• _REQUIREMENTS_: Copy out the lines that have "garden" in them.

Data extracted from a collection

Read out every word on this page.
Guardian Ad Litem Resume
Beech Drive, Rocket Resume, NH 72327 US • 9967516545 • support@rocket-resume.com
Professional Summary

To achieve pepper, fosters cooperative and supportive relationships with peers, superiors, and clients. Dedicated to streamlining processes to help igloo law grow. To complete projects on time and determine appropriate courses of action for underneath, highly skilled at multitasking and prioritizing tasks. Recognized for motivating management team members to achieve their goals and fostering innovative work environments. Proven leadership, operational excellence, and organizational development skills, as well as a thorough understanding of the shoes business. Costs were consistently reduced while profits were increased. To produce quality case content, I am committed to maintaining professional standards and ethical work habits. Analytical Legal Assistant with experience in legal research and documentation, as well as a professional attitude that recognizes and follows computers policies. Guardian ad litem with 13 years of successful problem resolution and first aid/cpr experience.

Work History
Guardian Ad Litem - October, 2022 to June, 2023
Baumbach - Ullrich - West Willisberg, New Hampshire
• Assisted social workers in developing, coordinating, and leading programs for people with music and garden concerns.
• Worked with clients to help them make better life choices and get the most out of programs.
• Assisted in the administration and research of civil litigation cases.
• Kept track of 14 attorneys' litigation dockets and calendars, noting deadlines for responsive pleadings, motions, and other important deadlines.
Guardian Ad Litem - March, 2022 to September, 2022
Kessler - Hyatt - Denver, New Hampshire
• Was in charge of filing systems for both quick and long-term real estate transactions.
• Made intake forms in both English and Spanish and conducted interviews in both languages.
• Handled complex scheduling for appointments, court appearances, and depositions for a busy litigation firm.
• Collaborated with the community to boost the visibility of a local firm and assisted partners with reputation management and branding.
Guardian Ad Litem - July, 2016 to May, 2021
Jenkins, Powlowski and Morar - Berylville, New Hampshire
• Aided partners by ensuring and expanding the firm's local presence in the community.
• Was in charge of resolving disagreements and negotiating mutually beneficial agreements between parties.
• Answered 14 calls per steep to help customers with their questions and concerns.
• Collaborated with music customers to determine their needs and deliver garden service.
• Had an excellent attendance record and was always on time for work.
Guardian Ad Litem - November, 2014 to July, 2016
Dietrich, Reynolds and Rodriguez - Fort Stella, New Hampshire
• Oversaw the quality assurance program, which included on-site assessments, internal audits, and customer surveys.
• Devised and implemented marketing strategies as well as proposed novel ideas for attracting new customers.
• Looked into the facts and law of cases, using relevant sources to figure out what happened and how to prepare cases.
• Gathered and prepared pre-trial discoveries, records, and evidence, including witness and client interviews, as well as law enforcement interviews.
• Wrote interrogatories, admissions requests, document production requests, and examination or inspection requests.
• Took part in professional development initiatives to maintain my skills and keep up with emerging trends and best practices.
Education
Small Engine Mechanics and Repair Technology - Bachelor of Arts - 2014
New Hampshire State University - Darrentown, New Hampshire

• _ANSWER BELOW_:
• Assisted social workers in developing, coordinating, and leading programs for people with music and garden concerns.
• Collaborated with music customers to determine their needs and deliver garden service.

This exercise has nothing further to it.